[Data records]
========================

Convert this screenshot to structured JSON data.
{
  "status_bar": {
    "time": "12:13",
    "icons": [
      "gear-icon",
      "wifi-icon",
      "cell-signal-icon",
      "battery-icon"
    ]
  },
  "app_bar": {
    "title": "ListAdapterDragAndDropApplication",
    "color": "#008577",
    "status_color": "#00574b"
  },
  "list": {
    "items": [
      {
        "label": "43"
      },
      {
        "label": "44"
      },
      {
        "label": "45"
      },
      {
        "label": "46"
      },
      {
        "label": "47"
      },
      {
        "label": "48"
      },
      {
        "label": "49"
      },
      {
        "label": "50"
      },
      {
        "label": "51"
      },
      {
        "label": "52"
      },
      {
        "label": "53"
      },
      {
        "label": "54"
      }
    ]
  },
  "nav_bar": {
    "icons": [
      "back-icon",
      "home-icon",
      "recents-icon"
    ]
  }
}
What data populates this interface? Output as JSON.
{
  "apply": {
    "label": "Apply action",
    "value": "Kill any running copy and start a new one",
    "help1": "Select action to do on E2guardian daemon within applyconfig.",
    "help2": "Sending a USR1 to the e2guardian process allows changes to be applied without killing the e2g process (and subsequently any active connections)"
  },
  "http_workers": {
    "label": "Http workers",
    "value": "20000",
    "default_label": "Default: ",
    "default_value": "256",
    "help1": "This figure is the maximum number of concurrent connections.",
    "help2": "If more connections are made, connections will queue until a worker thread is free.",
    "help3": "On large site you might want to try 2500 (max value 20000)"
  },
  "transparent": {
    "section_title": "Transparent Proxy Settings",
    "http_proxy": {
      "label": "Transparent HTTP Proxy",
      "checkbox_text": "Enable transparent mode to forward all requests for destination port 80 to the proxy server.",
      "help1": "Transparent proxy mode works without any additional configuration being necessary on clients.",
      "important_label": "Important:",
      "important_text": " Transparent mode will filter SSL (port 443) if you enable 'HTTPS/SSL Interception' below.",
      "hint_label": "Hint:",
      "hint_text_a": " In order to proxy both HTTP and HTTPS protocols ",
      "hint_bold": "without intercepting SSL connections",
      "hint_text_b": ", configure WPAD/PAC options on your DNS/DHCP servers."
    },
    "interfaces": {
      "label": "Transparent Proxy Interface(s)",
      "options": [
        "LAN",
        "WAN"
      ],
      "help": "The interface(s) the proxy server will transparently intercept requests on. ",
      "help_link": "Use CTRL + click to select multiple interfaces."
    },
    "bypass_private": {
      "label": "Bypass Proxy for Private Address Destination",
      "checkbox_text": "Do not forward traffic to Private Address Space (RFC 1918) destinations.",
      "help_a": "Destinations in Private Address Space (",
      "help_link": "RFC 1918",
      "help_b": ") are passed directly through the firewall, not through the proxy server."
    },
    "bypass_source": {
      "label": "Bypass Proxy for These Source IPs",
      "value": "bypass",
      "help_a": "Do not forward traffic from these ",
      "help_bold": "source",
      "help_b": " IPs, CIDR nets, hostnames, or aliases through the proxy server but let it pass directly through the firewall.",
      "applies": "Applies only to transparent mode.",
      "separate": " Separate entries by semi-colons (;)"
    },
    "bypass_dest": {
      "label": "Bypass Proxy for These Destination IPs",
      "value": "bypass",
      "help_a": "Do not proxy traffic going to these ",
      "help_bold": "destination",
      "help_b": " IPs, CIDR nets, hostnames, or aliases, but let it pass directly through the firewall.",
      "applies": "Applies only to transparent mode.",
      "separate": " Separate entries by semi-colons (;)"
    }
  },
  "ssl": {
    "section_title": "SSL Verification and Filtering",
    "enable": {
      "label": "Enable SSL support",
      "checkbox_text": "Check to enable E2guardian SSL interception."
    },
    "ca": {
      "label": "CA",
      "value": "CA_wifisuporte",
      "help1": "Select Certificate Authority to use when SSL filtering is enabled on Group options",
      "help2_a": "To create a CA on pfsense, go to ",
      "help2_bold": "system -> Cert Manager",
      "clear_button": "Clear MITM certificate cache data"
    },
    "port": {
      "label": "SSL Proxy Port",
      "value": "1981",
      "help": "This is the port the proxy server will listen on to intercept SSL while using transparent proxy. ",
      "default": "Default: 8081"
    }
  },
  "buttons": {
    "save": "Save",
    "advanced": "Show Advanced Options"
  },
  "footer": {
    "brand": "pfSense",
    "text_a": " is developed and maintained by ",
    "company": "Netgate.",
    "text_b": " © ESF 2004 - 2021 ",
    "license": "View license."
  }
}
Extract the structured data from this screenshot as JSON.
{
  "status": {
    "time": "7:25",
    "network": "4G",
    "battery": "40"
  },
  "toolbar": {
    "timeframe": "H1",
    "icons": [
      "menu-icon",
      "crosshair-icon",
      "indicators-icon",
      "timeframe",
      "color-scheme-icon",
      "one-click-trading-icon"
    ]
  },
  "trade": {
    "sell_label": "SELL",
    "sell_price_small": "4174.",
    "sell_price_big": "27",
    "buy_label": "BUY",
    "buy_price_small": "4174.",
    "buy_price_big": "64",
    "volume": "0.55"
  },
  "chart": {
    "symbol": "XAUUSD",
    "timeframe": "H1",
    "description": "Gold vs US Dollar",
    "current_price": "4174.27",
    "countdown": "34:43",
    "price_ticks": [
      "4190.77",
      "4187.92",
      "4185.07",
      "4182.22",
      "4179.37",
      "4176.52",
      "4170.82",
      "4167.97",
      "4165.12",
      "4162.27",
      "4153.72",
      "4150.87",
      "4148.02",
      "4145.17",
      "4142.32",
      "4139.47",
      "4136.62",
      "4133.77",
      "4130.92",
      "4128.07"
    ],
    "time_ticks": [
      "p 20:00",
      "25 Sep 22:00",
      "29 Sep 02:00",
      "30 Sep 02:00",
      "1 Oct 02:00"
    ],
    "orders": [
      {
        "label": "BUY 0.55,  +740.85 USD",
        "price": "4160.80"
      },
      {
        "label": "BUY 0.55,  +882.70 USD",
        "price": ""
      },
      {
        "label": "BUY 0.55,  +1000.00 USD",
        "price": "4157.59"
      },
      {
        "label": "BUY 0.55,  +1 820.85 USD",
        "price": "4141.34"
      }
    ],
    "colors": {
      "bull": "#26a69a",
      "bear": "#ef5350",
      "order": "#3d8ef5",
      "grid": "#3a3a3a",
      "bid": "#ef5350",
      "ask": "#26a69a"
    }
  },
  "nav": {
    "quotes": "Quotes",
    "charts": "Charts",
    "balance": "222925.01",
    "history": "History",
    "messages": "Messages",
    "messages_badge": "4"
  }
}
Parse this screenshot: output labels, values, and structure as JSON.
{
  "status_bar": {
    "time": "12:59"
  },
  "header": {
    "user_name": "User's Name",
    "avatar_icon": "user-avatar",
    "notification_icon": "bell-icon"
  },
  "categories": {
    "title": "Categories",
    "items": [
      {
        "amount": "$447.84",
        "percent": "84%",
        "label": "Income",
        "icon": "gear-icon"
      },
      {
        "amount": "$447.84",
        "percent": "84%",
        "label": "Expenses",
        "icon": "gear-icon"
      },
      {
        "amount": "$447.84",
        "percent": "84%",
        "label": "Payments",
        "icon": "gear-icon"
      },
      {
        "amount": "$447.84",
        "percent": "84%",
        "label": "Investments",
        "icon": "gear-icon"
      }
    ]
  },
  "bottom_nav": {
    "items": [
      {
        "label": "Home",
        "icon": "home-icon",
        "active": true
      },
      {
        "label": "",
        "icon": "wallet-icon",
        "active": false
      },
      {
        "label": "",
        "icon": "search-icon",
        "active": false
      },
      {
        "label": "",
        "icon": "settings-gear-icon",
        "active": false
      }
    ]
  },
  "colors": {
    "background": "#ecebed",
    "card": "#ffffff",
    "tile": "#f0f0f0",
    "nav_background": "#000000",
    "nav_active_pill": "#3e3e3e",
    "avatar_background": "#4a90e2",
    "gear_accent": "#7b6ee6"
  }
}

========================

Task to complete:
Copy out each line of the records where the string "click" appears.

Expected answer:
      "help_link": "Use CTRL + click to select multiple interfaces."
      "one-click-trading-icon"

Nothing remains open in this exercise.